[Some records]

================

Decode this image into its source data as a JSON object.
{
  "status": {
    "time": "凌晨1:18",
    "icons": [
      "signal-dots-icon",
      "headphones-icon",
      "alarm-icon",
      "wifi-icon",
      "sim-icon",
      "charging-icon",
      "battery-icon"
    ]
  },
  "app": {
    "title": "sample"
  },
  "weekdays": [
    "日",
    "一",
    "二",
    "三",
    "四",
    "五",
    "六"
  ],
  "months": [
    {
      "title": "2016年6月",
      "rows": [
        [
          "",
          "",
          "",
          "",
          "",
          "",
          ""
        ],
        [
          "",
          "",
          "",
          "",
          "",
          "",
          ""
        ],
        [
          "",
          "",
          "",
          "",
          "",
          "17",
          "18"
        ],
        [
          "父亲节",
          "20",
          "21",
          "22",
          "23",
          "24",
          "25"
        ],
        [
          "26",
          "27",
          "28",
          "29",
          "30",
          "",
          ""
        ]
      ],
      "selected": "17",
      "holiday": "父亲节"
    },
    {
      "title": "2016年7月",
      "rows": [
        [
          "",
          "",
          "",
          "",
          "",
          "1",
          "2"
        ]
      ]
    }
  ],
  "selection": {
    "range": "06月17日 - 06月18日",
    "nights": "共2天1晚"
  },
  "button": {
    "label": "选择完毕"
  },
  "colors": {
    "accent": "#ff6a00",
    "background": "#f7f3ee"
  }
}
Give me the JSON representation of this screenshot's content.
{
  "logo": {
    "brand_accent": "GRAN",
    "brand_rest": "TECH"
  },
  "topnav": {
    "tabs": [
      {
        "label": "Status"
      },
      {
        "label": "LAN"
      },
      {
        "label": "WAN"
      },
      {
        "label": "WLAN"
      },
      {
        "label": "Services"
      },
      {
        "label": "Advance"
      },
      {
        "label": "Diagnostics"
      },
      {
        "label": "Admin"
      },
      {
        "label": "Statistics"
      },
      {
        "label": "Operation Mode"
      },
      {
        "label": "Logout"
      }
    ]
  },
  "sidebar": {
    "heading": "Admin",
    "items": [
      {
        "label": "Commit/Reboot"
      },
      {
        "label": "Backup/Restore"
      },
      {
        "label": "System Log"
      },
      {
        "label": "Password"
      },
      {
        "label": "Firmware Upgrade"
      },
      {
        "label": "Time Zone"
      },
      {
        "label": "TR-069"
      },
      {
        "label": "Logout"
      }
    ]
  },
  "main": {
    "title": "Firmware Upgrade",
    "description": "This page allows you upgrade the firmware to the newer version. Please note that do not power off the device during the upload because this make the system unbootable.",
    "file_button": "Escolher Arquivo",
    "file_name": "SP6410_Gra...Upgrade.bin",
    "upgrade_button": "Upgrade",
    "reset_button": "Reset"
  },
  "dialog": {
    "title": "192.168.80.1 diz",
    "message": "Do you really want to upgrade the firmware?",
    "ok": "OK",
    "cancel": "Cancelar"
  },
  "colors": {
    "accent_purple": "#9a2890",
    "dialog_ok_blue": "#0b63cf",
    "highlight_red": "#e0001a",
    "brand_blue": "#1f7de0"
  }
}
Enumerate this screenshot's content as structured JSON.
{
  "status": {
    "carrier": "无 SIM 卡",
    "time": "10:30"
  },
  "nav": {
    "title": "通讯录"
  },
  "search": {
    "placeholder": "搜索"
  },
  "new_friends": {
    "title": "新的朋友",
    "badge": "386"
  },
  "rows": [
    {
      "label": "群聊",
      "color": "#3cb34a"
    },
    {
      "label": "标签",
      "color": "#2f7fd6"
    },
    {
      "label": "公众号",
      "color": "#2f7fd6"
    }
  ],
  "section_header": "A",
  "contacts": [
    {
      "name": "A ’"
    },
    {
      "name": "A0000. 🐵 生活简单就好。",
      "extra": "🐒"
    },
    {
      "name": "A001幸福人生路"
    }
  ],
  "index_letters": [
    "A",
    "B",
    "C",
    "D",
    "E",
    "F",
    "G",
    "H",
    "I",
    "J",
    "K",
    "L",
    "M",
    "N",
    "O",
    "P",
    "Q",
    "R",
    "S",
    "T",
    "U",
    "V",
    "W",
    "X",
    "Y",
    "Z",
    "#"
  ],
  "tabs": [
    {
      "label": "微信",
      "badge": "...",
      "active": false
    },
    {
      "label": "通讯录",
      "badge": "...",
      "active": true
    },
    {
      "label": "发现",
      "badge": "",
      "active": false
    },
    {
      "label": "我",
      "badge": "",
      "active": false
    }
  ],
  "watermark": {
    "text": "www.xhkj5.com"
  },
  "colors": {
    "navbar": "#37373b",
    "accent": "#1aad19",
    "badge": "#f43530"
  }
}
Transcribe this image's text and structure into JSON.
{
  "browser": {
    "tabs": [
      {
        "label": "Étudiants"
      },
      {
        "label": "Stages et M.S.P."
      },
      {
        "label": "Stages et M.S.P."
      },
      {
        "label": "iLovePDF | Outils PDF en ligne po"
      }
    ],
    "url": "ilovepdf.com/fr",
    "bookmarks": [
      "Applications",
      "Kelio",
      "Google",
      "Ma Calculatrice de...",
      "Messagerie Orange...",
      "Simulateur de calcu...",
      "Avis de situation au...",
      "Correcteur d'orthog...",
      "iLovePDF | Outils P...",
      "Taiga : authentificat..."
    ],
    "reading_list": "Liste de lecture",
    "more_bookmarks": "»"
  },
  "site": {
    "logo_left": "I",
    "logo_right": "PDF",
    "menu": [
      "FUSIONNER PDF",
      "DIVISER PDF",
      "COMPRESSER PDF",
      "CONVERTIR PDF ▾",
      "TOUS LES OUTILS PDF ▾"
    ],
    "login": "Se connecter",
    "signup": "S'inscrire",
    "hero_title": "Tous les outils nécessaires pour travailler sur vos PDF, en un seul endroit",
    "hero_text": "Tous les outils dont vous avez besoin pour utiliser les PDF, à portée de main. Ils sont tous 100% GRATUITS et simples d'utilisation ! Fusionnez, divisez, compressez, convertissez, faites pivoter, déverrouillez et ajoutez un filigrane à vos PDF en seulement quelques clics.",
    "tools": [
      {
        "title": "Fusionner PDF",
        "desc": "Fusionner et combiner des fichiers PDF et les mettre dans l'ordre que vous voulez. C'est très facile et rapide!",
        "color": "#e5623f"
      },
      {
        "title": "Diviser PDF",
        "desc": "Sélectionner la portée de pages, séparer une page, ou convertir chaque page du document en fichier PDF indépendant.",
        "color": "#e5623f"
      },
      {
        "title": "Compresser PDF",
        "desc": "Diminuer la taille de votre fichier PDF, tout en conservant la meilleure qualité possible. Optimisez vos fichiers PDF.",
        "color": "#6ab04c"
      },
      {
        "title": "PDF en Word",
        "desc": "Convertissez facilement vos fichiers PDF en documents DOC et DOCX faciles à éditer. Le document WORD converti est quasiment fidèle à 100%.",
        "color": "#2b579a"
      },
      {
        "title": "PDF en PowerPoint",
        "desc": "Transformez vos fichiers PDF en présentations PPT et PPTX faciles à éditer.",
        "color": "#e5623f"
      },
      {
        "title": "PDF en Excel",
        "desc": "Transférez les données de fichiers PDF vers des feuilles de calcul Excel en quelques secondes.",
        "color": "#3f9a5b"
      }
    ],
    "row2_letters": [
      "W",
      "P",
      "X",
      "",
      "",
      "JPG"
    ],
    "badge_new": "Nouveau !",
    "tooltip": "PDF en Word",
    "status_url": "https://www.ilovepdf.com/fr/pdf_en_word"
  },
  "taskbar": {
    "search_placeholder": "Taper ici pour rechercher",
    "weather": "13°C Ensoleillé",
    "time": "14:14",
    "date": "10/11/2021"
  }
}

================

• Aim: Note every line above where the string "portée" shows up, and copy those lines.

• The completed task:
    "hero_text": "Tous les outils dont vous avez besoin pour utiliser les PDF, à portée de main. Ils sont tous 100% GRATUITS et simples d'utilisation ! Fusionnez, divisez, compressez, convertissez, faites pivoter, déverrouillez et ajoutez un filigrane à vos PDF en seulement quelques clics.",
        "desc": "Sélectionner la portée de pages, séparer une page, ou convertir chaque page du document en fichier PDF indépendant.",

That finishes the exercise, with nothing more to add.